[Records for the exercise]:

>>>

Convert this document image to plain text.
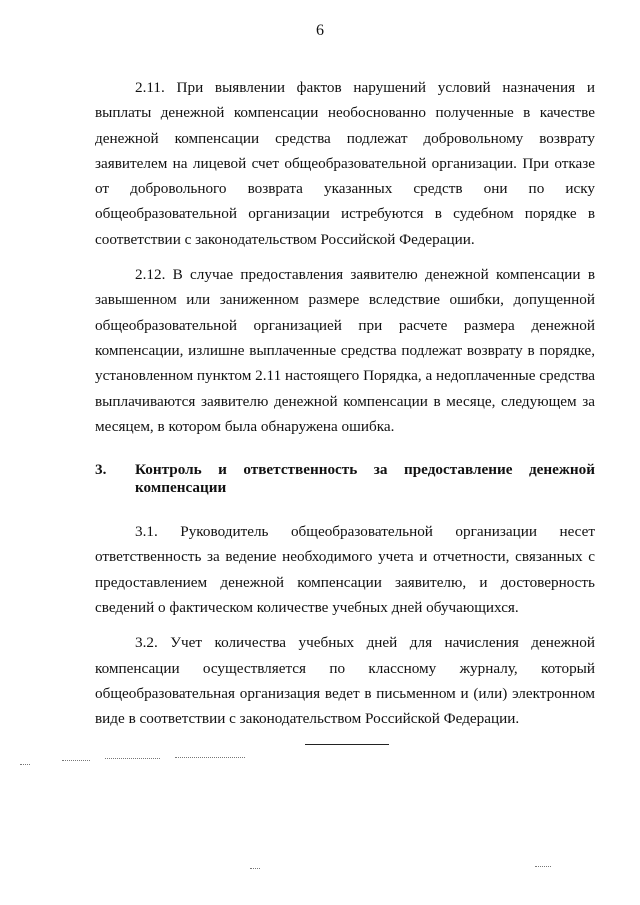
6

2.11. При выявлении фактов нарушений условий назначения и выплаты денежной компенсации необоснованно полученные в качестве денежной компенсации средства подлежат добровольному возврату заявителем на лицевой счет общеобразовательной организации. При отказе от добровольного возврата указанных средств они по иску общеобразовательной организации истребуются в судебном порядке в соответствии с законодательством Российской Федерации.

2.12. В случае предоставления заявителю денежной компенсации в завышенном или заниженном размере вследствие ошибки, допущенной общеобразовательной организацией при расчете размера денежной компенсации, излишне выплаченные средства подлежат возврату в порядке, установленном пунктом 2.11 настоящего Порядка, а недоплаченные средства выплачиваются заявителю денежной компенсации в месяце, следующем за месяцем, в котором была обнаружена ошибка.

3.	Контроль и ответственность за предоставление денежной компенсации

3.1. Руководитель общеобразовательной организации несет ответственность за ведение необходимого учета и отчетности, связанных с предоставлением денежной компенсации заявителю, и достоверность сведений о фактическом количестве учебных дней обучающихся.

3.2. Учет количества учебных дней для начисления денежной компенсации осуществляется по классному журналу, который общеобразовательная организация ведет в письменном и (или) электронном виде в соответствии с законодательством Российской Федерации.
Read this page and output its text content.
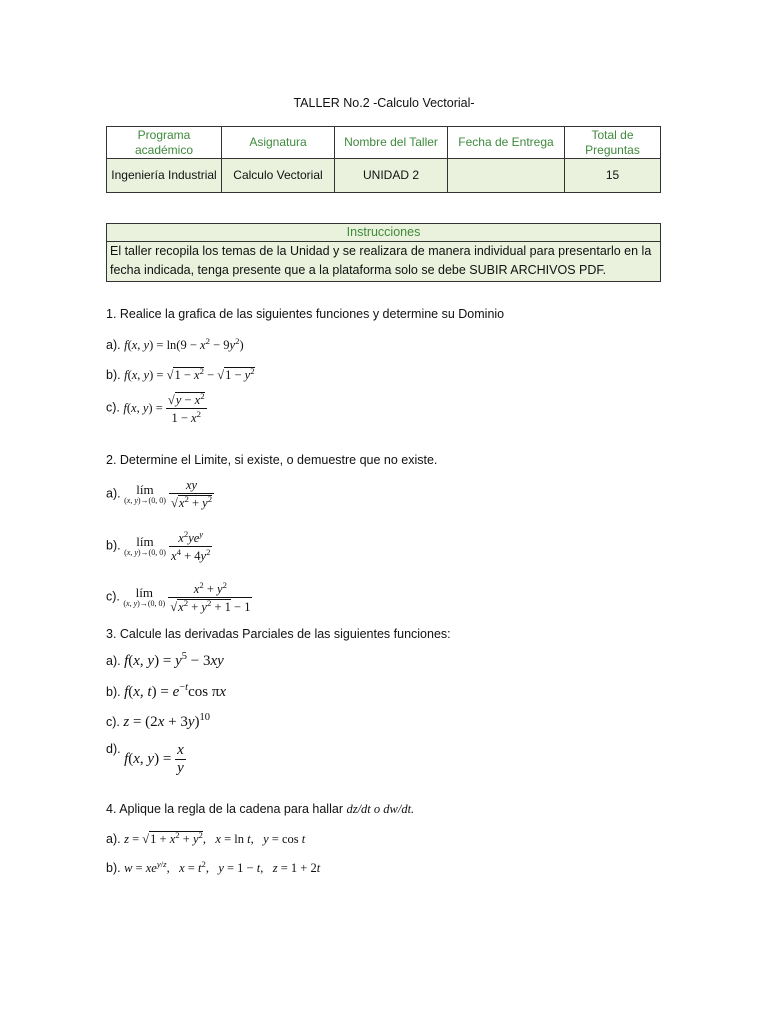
TALLER No.2 -Calculo Vectorial-
Programa académico	Asignatura	Nombre del Taller	Fecha de Entrega	Total de Preguntas
Ingeniería Industrial	Calculo Vectorial	UNIDAD 2		15
Instrucciones
El taller recopila los temas de la Unidad y se realizara de manera individual para presentarlo en la fecha indicada, tenga presente que a la plataforma solo se debe SUBIR ARCHIVOS PDF.
1. Realice la grafica de las siguientes funciones y determine su Dominio
a). f(x, $y) = \ln(9 - x^2 - 9y^2)$
b). f(x, $y) = √1 - x^2 - √1 - y^2$
c). f(x, $y) = \frac{√y - x^2}{1 - x^2}$
2. Determine el Limite, si existe, o demuestre que no existe.
a).	lím
(x, y)→(0, 0)
$\frac{xy}{√x^2 + y^2}$
b).	lím
(x, y)→(0, 0)
$\frac{x^2ye^y}{x^4 + 4y^2}$
c).	lím
(x, y)→(0, 0)
$\frac{x^2 + y^2}{√x^2 + y^2 + 1 - 1}$
3. Calcule las derivadas Parciales de las siguientes funciones:
a). f(x, $y) = y^5 - 3xy$
b). f(x, $t) = e^{-t}\cos$ πx
c). $z = (2x + 3y)^{10}$
d). f(x, $y) = \frac{x}{y}$
4. Aplique la regla de la cadena para hallar dz/dt o dw/dt.
a). $z = √1 + x^2 + y^2$,   x = ln t,   y = cos t
b). $w = xe^{y/z}$,   $x = t^2$,   y = 1 − t,   z = 1 + 2t
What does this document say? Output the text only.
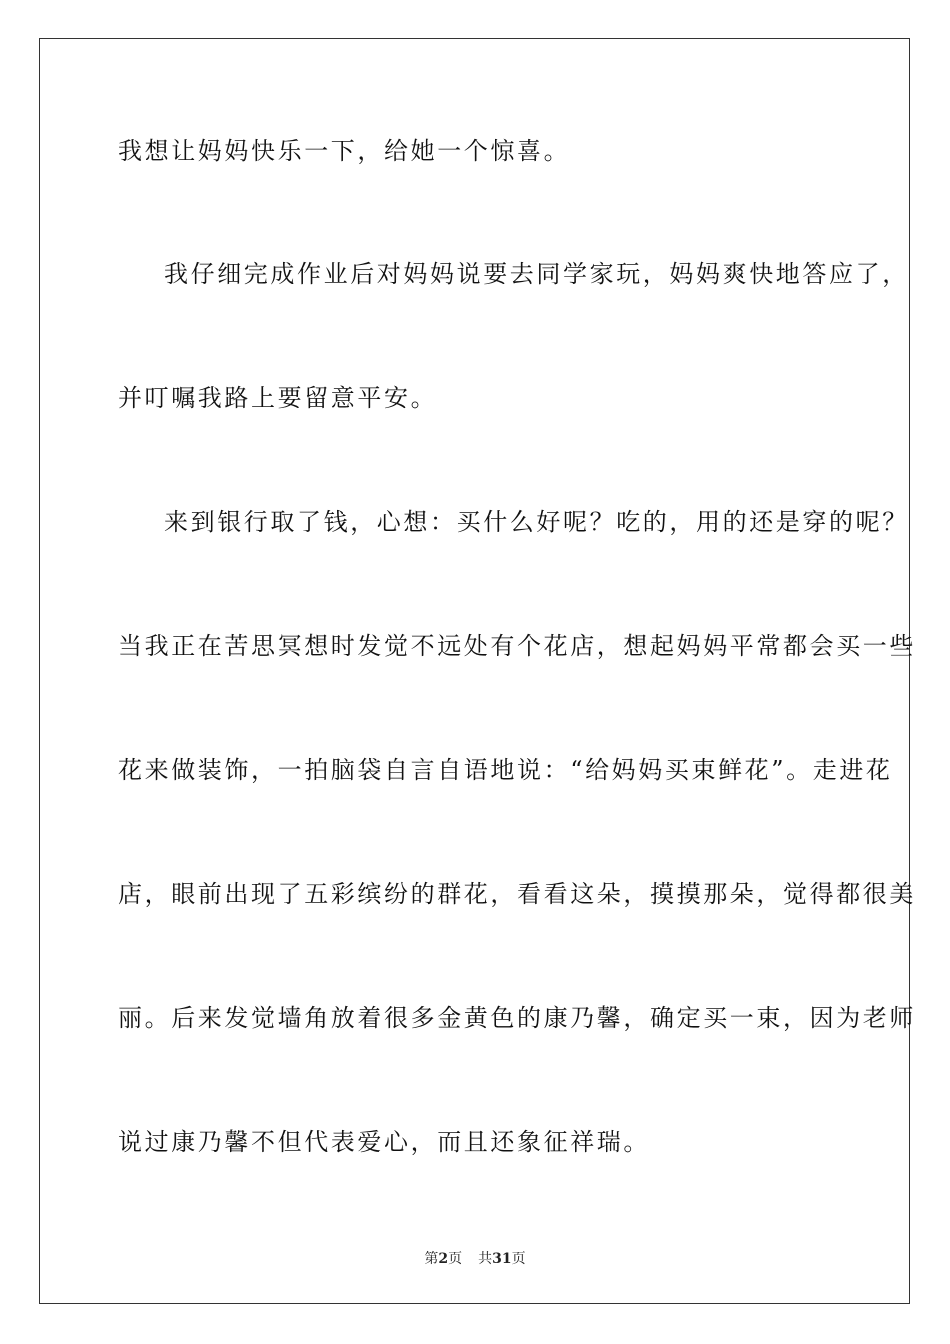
我想让妈妈快乐一下，给她一个惊喜。
我仔细完成作业后对妈妈说要去同学家玩，妈妈爽快地答应了，
并叮嘱我路上要留意平安。
来到银行取了钱，心想：买什么好呢？吃的，用的还是穿的呢？
当我正在苦思冥想时发觉不远处有个花店，想起妈妈平常都会买一些
花来做装饰，一拍脑袋自言自语地说：“给妈妈买束鲜花”。走进花
店，眼前出现了五彩缤纷的群花，看看这朵，摸摸那朵，觉得都很美
丽。后来发觉墙角放着很多金黄色的康乃馨，确定买一束，因为老师
说过康乃馨不但代表爱心，而且还象征祥瑞。
第2页 共31页
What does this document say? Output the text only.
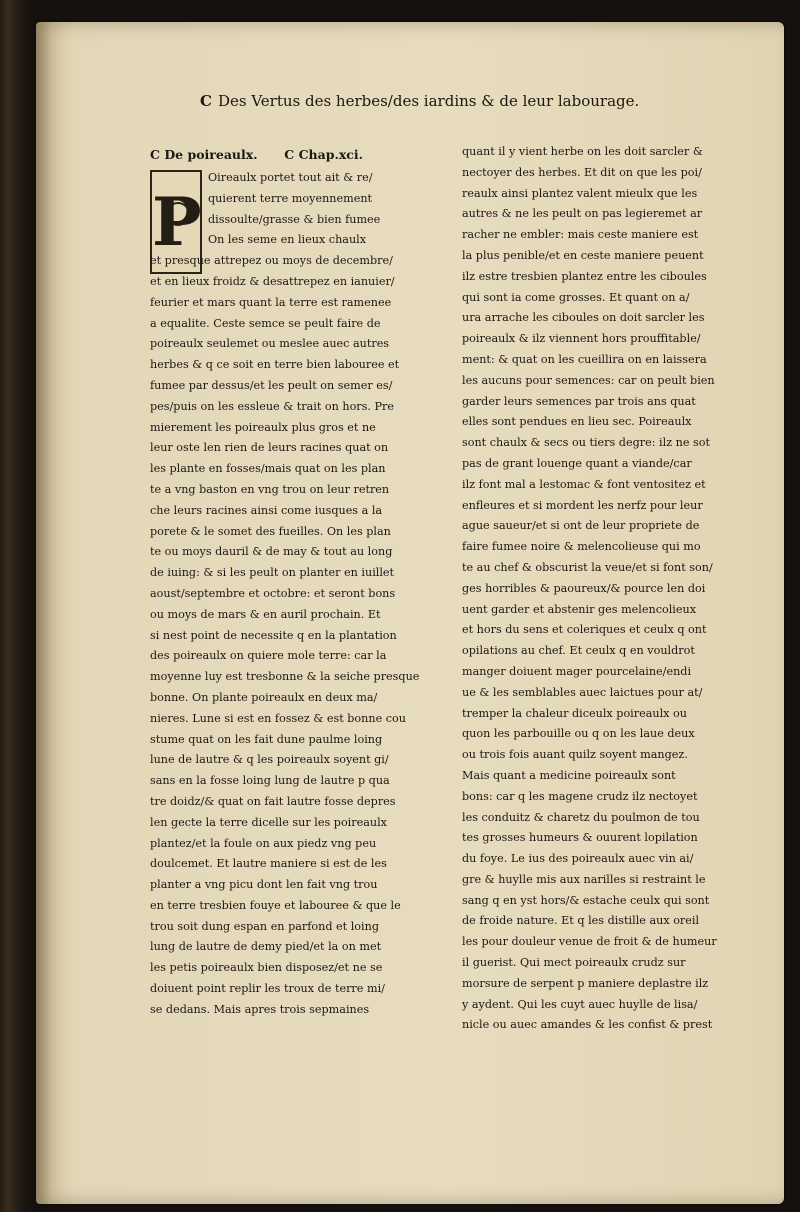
C Des Vertus des herbes/des iardins & de leur labourage.
C De poireaulx. C Chap.xci.
P
Oireaulx portet tout ait & re/
quierent terre moyennement
dissoulte/grasse & bien fumee
On les seme en lieux chaulx
et presque attrepez ou moys de decembre/
et en lieux froidz & desattrepez en ianuier/
feurier et mars quant la terre est ramenee
a equalite. Ceste semce se peult faire de
poireaulx seulemet ou meslee auec autres
herbes & q ce soit en terre bien labouree et
fumee par dessus/et les peult on semer es/
pes/puis on les essleue & trait on hors. Pre
mierement les poireaulx plus gros et ne
leur oste len rien de leurs racines quat on
les plante en fosses/mais quat on les plan
te a vng baston en vng trou on leur retren
che leurs racines ainsi come iusques a la
porete & le somet des fueilles. On les plan
te ou moys dauril & de may & tout au long
de iuing: & si les peult on planter en iuillet
aoust/septembre et octobre: et seront bons
ou moys de mars & en auril prochain. Et
si nest point de necessite q en la plantation
des poireaulx on quiere mole terre: car la
moyenne luy est tresbonne & la seiche presque
bonne. On plante poireaulx en deux ma/
nieres. Lune si est en fossez & est bonne cou
stume quat on les fait dune paulme loing
lune de lautre & q les poireaulx soyent gi/
sans en la fosse loing lung de lautre p qua
tre doidz/& quat on fait lautre fosse depres
len gecte la terre dicelle sur les poireaulx
plantez/et la foule on aux piedz vng peu
doulcemet. Et lautre maniere si est de les
planter a vng picu dont len fait vng trou
en terre tresbien fouye et labouree & que le
trou soit dung espan en parfond et loing
lung de lautre de demy pied/et la on met
les petis poireaulx bien disposez/et ne se
doiuent point replir les troux de terre mi/
se dedans. Mais apres trois sepmaines
quant il y vient herbe on les doit sarcler &
nectoyer des herbes. Et dit on que les poi/
reaulx ainsi plantez valent mieulx que les
autres & ne les peult on pas legieremet ar
racher ne embler: mais ceste maniere est
la plus penible/et en ceste maniere peuent
ilz estre tresbien plantez entre les ciboules
qui sont ia come grosses. Et quant on a/
ura arrache les ciboules on doit sarcler les
poireaulx & ilz viennent hors prouffitable/
ment: & quat on les cueillira on en laissera
les aucuns pour semences: car on peult bien
garder leurs semences par trois ans quat
elles sont pendues en lieu sec. Poireaulx
sont chaulx & secs ou tiers degre: ilz ne sot
pas de grant louenge quant a viande/car
ilz font mal a lestomac & font ventositez et
enfleures et si mordent les nerfz pour leur
ague saueur/et si ont de leur propriete de
faire fumee noire & melencolieuse qui mo
te au chef & obscurist la veue/et si font son/
ges horribles & paoureux/& pource len doi
uent garder et abstenir ges melencolieux
et hors du sens et coleriques et ceulx q ont
opilations au chef. Et ceulx q en vouldrot
manger doiuent mager pourcelaine/endi
ue & les semblables auec laictues pour at/
tremper la chaleur diceulx poireaulx ou
quon les parbouille ou q on les laue deux
ou trois fois auant quilz soyent mangez.
Mais quant a medicine poireaulx sont
bons: car q les magene crudz ilz nectoyet
les conduitz & charetz du poulmon de tou
tes grosses humeurs & ouurent lopilation
du foye. Le ius des poireaulx auec vin ai/
gre & huylle mis aux narilles si restraint le
sang q en yst hors/& estache ceulx qui sont
de froide nature. Et q les distille aux oreil
les pour douleur venue de froit & de humeur
il guerist. Qui mect poireaulx crudz sur
morsure de serpent p maniere deplastre ilz
y aydent. Qui les cuyt auec huylle de lisa/
nicle ou auec amandes & les confist & prest
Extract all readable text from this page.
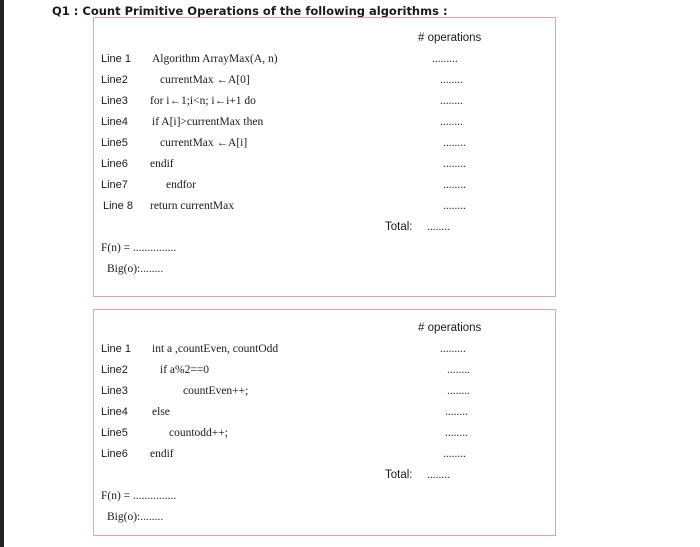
Q1 : Count Primitive Operations of the following algorithms :
# operations
Line 1 Algorithm ArrayMax(A, n)	.........
Line2	currentMax ←A[0]	........
Line3 for i←1;i<n; i←i+1 do	........
Line4 if A[i]>currentMax then	........
Line5	currentMax ←A[i]	........
Line6 endif	........
Line7	endfor	........
Line 8 return currentMax	........
Total: ........
F(n) = ...............
Big(o):........
# operations
Line 1 int a ,countEven, countOdd	.........
Line2	if a%2==0	........
Line3	countEven++;	........
Line4 else	........
Line5	countodd++;	........
Line6 endif	........
Total: ........
F(n) = ...............
Big(o):........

<<<

[Exercise brief]:
Each record above should be copied character for character, with pictures dropped.

[Result of the exercise]:
Convert this document image to plain text.
6

2.11. При выявлении фактов нарушений условий назначения и выплаты денежной компенсации необоснованно полученные в качестве денежной компенсации средства подлежат добровольному возврату заявителем на лицевой счет общеобразовательной организации. При отказе от добровольного возврата указанных средств они по иску общеобразовательной организации истребуются в судебном порядке в соответствии с законодательством Российской Федерации.

2.12. В случае предоставления заявителю денежной компенсации в завышенном или заниженном размере вследствие ошибки, допущенной общеобразовательной организацией при расчете размера денежной компенсации, излишне выплаченные средства подлежат возврату в порядке, установленном пунктом 2.11 настоящего Порядка, а недоплаченные средства выплачиваются заявителю денежной компенсации в месяце, следующем за месяцем, в котором была обнаружена ошибка.

3.	Контроль и ответственность за предоставление денежной компенсации

3.1. Руководитель общеобразовательной организации несет ответственность за ведение необходимого учета и отчетности, связанных с предоставлением денежной компенсации заявителю, и достоверность сведений о фактическом количестве учебных дней обучающихся.

3.2. Учет количества учебных дней для начисления денежной компенсации осуществляется по классному журналу, который общеобразовательная организация ведет в письменном и (или) электронном виде в соответствии с законодательством Российской Федерации.
Read this page and output its text content.
TALLER No.2 -Calculo Vectorial-
Programa académico	Asignatura	Nombre del Taller	Fecha de Entrega	Total de Preguntas
Ingeniería Industrial	Calculo Vectorial	UNIDAD 2		15
Instrucciones
El taller recopila los temas de la Unidad y se realizara de manera individual para presentarlo en la fecha indicada, tenga presente que a la plataforma solo se debe SUBIR ARCHIVOS PDF.
1. Realice la grafica de las siguientes funciones y determine su Dominio
a). f(x, $y) = \ln(9 - x^2 - 9y^2)$
b). f(x, $y) = √1 - x^2 - √1 - y^2$
c). f(x, $y) = \frac{√y - x^2}{1 - x^2}$
2. Determine el Limite, si existe, o demuestre que no existe.
a).	lím
(x, y)→(0, 0)
$\frac{xy}{√x^2 + y^2}$
b).	lím
(x, y)→(0, 0)
$\frac{x^2ye^y}{x^4 + 4y^2}$
c).	lím
(x, y)→(0, 0)
$\frac{x^2 + y^2}{√x^2 + y^2 + 1 - 1}$
3. Calcule las derivadas Parciales de las siguientes funciones:
a). f(x, $y) = y^5 - 3xy$
b). f(x, $t) = e^{-t}\cos$ πx
c). $z = (2x + 3y)^{10}$
d). f(x, $y) = \frac{x}{y}$
4. Aplique la regla de la cadena para hallar dz/dt o dw/dt.
a). $z = √1 + x^2 + y^2$,   x = ln t,   y = cos t
b). $w = xe^{y/z}$,   $x = t^2$,   y = 1 − t,   z = 1 + 2t
What does this document say? Output the text only.
我想让妈妈快乐一下，给她一个惊喜。
我仔细完成作业后对妈妈说要去同学家玩，妈妈爽快地答应了，
并叮嘱我路上要留意平安。
来到银行取了钱，心想：买什么好呢？吃的，用的还是穿的呢？
当我正在苦思冥想时发觉不远处有个花店，想起妈妈平常都会买一些
花来做装饰，一拍脑袋自言自语地说：“给妈妈买束鲜花”。走进花
店，眼前出现了五彩缤纷的群花，看看这朵，摸摸那朵，觉得都很美
丽。后来发觉墙角放着很多金黄色的康乃馨，确定买一束，因为老师
说过康乃馨不但代表爱心，而且还象征祥瑞。
第2页 共31页
What does this document say? Output the text only.
C Des Vertus des herbes/des iardins & de leur labourage.
C De poireaulx. C Chap.xci.
P
Oireaulx portet tout ait & re/
quierent terre moyennement
dissoulte/grasse & bien fumee
On les seme en lieux chaulx
et presque attrepez ou moys de decembre/
et en lieux froidz & desattrepez en ianuier/
feurier et mars quant la terre est ramenee
a equalite. Ceste semce se peult faire de
poireaulx seulemet ou meslee auec autres
herbes & q ce soit en terre bien labouree et
fumee par dessus/et les peult on semer es/
pes/puis on les essleue & trait on hors. Pre
mierement les poireaulx plus gros et ne
leur oste len rien de leurs racines quat on
les plante en fosses/mais quat on les plan
te a vng baston en vng trou on leur retren
che leurs racines ainsi come iusques a la
porete & le somet des fueilles. On les plan
te ou moys dauril & de may & tout au long
de iuing: & si les peult on planter en iuillet
aoust/septembre et octobre: et seront bons
ou moys de mars & en auril prochain. Et
si nest point de necessite q en la plantation
des poireaulx on quiere mole terre: car la
moyenne luy est tresbonne & la seiche presque
bonne. On plante poireaulx en deux ma/
nieres. Lune si est en fossez & est bonne cou
stume quat on les fait dune paulme loing
lune de lautre & q les poireaulx soyent gi/
sans en la fosse loing lung de lautre p qua
tre doidz/& quat on fait lautre fosse depres
len gecte la terre dicelle sur les poireaulx
plantez/et la foule on aux piedz vng peu
doulcemet. Et lautre maniere si est de les
planter a vng picu dont len fait vng trou
en terre tresbien fouye et labouree & que le
trou soit dung espan en parfond et loing
lung de lautre de demy pied/et la on met
les petis poireaulx bien disposez/et ne se
doiuent point replir les troux de terre mi/
se dedans. Mais apres trois sepmaines
quant il y vient herbe on les doit sarcler &
nectoyer des herbes. Et dit on que les poi/
reaulx ainsi plantez valent mieulx que les
autres & ne les peult on pas legieremet ar
racher ne embler: mais ceste maniere est
la plus penible/et en ceste maniere peuent
ilz estre tresbien plantez entre les ciboules
qui sont ia come grosses. Et quant on a/
ura arrache les ciboules on doit sarcler les
poireaulx & ilz viennent hors prouffitable/
ment: & quat on les cueillira on en laissera
les aucuns pour semences: car on peult bien
garder leurs semences par trois ans quat
elles sont pendues en lieu sec. Poireaulx
sont chaulx & secs ou tiers degre: ilz ne sot
pas de grant louenge quant a viande/car
ilz font mal a lestomac & font ventositez et
enfleures et si mordent les nerfz pour leur
ague saueur/et si ont de leur propriete de
faire fumee noire & melencolieuse qui mo
te au chef & obscurist la veue/et si font son/
ges horribles & paoureux/& pource len doi
uent garder et abstenir ges melencolieux
et hors du sens et coleriques et ceulx q ont
opilations au chef. Et ceulx q en vouldrot
manger doiuent mager pourcelaine/endi
ue & les semblables auec laictues pour at/
tremper la chaleur diceulx poireaulx ou
quon les parbouille ou q on les laue deux
ou trois fois auant quilz soyent mangez.
Mais quant a medicine poireaulx sont
bons: car q les magene crudz ilz nectoyet
les conduitz & charetz du poulmon de tou
tes grosses humeurs & ouurent lopilation
du foye. Le ius des poireaulx auec vin ai/
gre & huylle mis aux narilles si restraint le
sang q en yst hors/& estache ceulx qui sont
de froide nature. Et q les distille aux oreil
les pour douleur venue de froit & de humeur
il guerist. Qui mect poireaulx crudz sur
morsure de serpent p maniere deplastre ilz
y aydent. Qui les cuyt auec huylle de lisa/
nicle ou auec amandes & les confist & prest
Extract all readable text from this page.
Q1 : Count Primitive Operations of the following algorithms :
# operations
Line 1 Algorithm ArrayMax(A, n)	.........
Line2	currentMax ←A[0]	........
Line3 for i←1;i<n; i←i+1 do	........
Line4 if A[i]>currentMax then	........
Line5	currentMax ←A[i]	........
Line6 endif	........
Line7	endfor	........
Line 8 return currentMax	........
Total: ........
F(n) = ...............
Big(o):........
# operations
Line 1 int a ,countEven, countOdd	.........
Line2	if a%2==0	........
Line3	countEven++;	........
Line4 else	........
Line5	countodd++;	........
Line6 endif	........
Total: ........
F(n) = ...............
Big(o):........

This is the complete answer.